▶ **Problem details**
The listing below is to be output in its exact form.

▶ **Exercise inputs**

_ _ _ _ _

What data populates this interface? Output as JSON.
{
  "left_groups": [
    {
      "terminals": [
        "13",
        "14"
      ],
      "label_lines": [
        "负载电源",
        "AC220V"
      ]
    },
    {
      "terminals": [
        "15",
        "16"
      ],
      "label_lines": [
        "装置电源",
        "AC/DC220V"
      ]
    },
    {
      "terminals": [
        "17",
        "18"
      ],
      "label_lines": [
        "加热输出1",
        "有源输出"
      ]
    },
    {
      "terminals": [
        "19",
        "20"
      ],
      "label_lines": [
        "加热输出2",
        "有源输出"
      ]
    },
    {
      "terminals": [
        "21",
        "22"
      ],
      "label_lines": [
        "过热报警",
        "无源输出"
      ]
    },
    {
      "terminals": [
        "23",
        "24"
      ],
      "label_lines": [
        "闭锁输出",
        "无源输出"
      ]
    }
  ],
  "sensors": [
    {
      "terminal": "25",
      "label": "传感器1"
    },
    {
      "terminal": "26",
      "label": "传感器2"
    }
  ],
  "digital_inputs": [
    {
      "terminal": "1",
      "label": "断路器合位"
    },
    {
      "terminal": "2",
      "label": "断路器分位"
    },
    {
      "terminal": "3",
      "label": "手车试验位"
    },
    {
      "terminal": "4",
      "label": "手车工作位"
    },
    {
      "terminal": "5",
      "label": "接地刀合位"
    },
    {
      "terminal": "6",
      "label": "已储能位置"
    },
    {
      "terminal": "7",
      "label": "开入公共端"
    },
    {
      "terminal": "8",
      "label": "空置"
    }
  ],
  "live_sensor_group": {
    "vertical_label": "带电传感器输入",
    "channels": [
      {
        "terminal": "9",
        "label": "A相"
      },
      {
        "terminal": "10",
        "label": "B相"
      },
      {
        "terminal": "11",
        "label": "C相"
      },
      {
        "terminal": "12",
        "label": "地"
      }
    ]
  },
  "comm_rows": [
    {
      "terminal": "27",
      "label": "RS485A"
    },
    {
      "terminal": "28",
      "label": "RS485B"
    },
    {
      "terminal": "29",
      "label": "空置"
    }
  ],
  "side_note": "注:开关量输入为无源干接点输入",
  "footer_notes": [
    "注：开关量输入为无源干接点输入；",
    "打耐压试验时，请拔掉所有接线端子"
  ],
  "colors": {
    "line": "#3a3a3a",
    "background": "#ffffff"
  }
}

_ _ _ _ _

▶ **Response for this exercise**
What data populates this interface? Output as JSON.
{
  "left_groups": [
    {
      "terminals": [
        "13",
        "14"
      ],
      "label_lines": [
        "负载电源",
        "AC220V"
      ]
    },
    {
      "terminals": [
        "15",
        "16"
      ],
      "label_lines": [
        "装置电源",
        "AC/DC220V"
      ]
    },
    {
      "terminals": [
        "17",
        "18"
      ],
      "label_lines": [
        "加热输出1",
        "有源输出"
      ]
    },
    {
      "terminals": [
        "19",
        "20"
      ],
      "label_lines": [
        "加热输出2",
        "有源输出"
      ]
    },
    {
      "terminals": [
        "21",
        "22"
      ],
      "label_lines": [
        "过热报警",
        "无源输出"
      ]
    },
    {
      "terminals": [
        "23",
        "24"
      ],
      "label_lines": [
        "闭锁输出",
        "无源输出"
      ]
    }
  ],
  "sensors": [
    {
      "terminal": "25",
      "label": "传感器1"
    },
    {
      "terminal": "26",
      "label": "传感器2"
    }
  ],
  "digital_inputs": [
    {
      "terminal": "1",
      "label": "断路器合位"
    },
    {
      "terminal": "2",
      "label": "断路器分位"
    },
    {
      "terminal": "3",
      "label": "手车试验位"
    },
    {
      "terminal": "4",
      "label": "手车工作位"
    },
    {
      "terminal": "5",
      "label": "接地刀合位"
    },
    {
      "terminal": "6",
      "label": "已储能位置"
    },
    {
      "terminal": "7",
      "label": "开入公共端"
    },
    {
      "terminal": "8",
      "label": "空置"
    }
  ],
  "live_sensor_group": {
    "vertical_label": "带电传感器输入",
    "channels": [
      {
        "terminal": "9",
        "label": "A相"
      },
      {
        "terminal": "10",
        "label": "B相"
      },
      {
        "terminal": "11",
        "label": "C相"
      },
      {
        "terminal": "12",
        "label": "地"
      }
    ]
  },
  "comm_rows": [
    {
      "terminal": "27",
      "label": "RS485A"
    },
    {
      "terminal": "28",
      "label": "RS485B"
    },
    {
      "terminal": "29",
      "label": "空置"
    }
  ],
  "side_note": "注:开关量输入为无源干接点输入",
  "footer_notes": [
    "注：开关量输入为无源干接点输入；",
    "打耐压试验时，请拔掉所有接线端子"
  ],
  "colors": {
    "line": "#3a3a3a",
    "background": "#ffffff"
  }
}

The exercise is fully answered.